WORK ITEM: Only lines containing the word "image" belong in the answer; copy each one from the records.

Text content records for pages
_ _ _ _ _
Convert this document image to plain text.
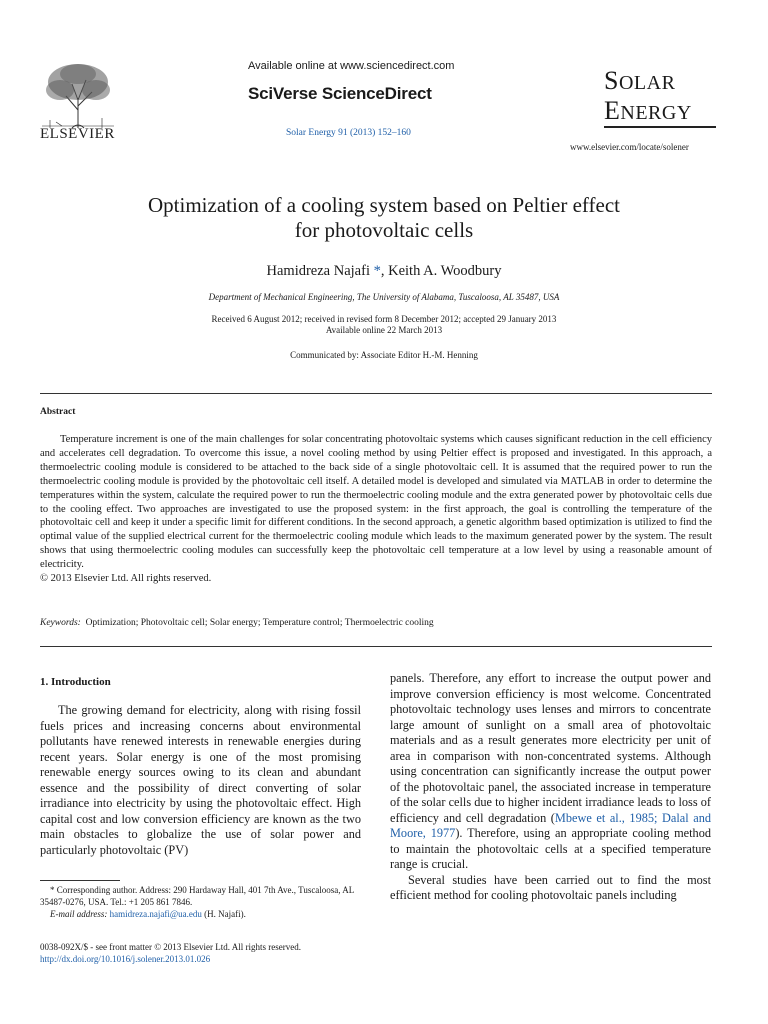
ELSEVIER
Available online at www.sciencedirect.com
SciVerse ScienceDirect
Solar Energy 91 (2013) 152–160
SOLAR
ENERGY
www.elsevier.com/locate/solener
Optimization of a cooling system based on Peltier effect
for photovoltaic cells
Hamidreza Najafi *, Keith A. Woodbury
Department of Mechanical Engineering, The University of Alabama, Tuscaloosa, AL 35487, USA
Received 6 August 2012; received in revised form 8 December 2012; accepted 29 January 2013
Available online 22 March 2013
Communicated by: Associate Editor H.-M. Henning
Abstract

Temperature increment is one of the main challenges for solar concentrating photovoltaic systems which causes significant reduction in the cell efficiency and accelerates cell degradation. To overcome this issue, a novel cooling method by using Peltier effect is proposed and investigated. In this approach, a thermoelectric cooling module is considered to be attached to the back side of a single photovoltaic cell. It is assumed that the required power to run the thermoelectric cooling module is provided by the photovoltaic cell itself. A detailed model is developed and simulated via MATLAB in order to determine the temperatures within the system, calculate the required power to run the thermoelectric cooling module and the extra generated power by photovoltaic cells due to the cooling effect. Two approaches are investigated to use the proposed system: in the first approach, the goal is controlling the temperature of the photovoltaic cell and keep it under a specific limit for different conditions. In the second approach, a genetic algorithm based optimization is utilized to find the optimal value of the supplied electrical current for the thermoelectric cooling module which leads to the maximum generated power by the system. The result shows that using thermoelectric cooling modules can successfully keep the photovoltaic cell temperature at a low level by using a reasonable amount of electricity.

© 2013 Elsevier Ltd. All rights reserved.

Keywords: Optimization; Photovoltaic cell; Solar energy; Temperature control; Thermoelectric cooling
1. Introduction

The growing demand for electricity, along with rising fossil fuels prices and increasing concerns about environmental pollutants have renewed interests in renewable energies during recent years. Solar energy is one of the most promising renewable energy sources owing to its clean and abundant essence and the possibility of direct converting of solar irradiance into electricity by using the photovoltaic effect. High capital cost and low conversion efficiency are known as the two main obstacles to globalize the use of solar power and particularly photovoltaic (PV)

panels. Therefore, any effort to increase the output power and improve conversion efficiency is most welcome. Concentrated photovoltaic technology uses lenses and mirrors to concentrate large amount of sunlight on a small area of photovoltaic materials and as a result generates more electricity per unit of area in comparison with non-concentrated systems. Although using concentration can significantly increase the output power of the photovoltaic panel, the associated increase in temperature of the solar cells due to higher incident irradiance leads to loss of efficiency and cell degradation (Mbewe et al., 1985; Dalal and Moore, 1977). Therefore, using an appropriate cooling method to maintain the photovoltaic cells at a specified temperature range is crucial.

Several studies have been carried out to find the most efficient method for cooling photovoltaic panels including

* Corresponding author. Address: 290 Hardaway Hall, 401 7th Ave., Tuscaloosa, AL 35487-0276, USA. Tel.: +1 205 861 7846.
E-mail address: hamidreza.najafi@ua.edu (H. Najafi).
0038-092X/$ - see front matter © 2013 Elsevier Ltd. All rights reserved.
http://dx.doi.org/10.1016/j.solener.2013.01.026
_ _ _ _ _
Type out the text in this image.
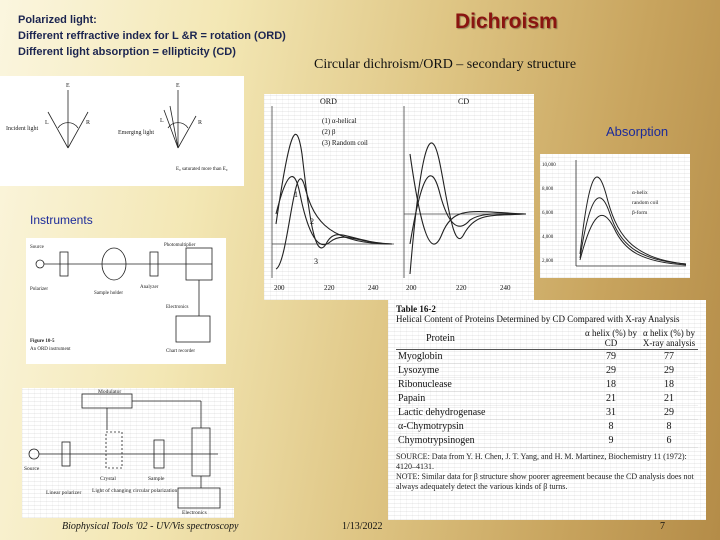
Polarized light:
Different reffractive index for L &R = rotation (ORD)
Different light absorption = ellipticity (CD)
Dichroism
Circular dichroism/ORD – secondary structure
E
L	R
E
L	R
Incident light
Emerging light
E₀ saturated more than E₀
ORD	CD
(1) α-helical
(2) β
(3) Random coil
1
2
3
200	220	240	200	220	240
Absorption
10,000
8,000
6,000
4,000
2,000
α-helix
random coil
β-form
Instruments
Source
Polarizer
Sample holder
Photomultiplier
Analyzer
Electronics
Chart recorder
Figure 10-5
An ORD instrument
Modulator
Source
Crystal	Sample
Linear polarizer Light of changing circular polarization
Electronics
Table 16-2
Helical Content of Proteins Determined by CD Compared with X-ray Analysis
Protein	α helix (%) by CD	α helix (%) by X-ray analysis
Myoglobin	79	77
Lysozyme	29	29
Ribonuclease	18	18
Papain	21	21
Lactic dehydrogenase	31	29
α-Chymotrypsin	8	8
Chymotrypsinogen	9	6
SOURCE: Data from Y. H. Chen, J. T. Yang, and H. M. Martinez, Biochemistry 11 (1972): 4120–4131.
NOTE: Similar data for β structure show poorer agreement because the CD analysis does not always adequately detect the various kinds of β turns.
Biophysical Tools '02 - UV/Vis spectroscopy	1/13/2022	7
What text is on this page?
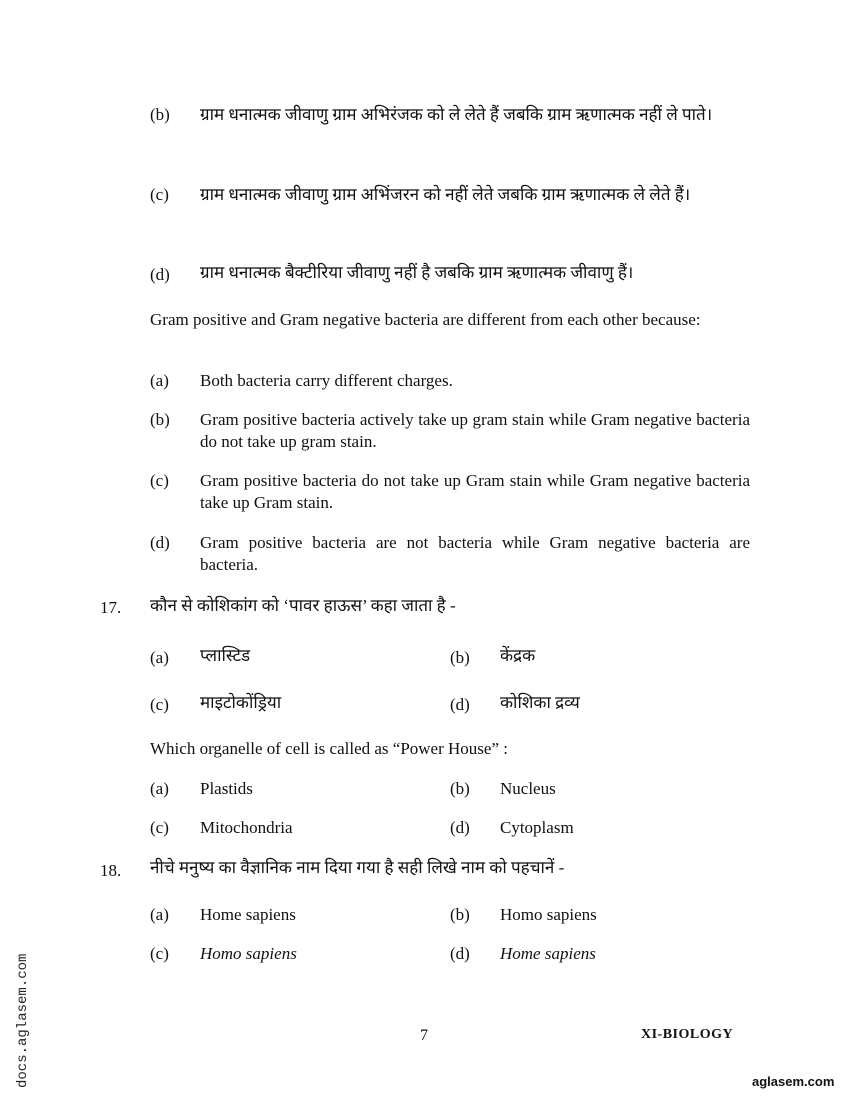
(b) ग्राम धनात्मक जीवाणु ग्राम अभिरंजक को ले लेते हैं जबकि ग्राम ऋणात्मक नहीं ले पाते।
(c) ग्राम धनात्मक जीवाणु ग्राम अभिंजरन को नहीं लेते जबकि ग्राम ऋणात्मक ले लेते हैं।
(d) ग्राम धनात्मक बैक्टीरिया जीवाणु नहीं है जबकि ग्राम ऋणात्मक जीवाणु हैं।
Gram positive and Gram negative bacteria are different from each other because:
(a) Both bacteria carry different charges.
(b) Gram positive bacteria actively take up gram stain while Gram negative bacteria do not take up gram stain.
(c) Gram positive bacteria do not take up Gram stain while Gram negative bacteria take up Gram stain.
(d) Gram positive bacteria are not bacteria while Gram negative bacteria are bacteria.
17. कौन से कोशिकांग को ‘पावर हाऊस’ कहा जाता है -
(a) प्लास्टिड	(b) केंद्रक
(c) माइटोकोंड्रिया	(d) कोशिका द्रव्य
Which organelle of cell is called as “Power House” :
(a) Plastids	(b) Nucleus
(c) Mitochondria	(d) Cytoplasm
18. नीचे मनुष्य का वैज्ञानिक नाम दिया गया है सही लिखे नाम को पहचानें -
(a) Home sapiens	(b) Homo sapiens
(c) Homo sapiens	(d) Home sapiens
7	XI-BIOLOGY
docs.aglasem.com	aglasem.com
_ _ _ _ _
EXERCISE SOLUTION:
Convert this document image to plain text.
Type out the text in this image.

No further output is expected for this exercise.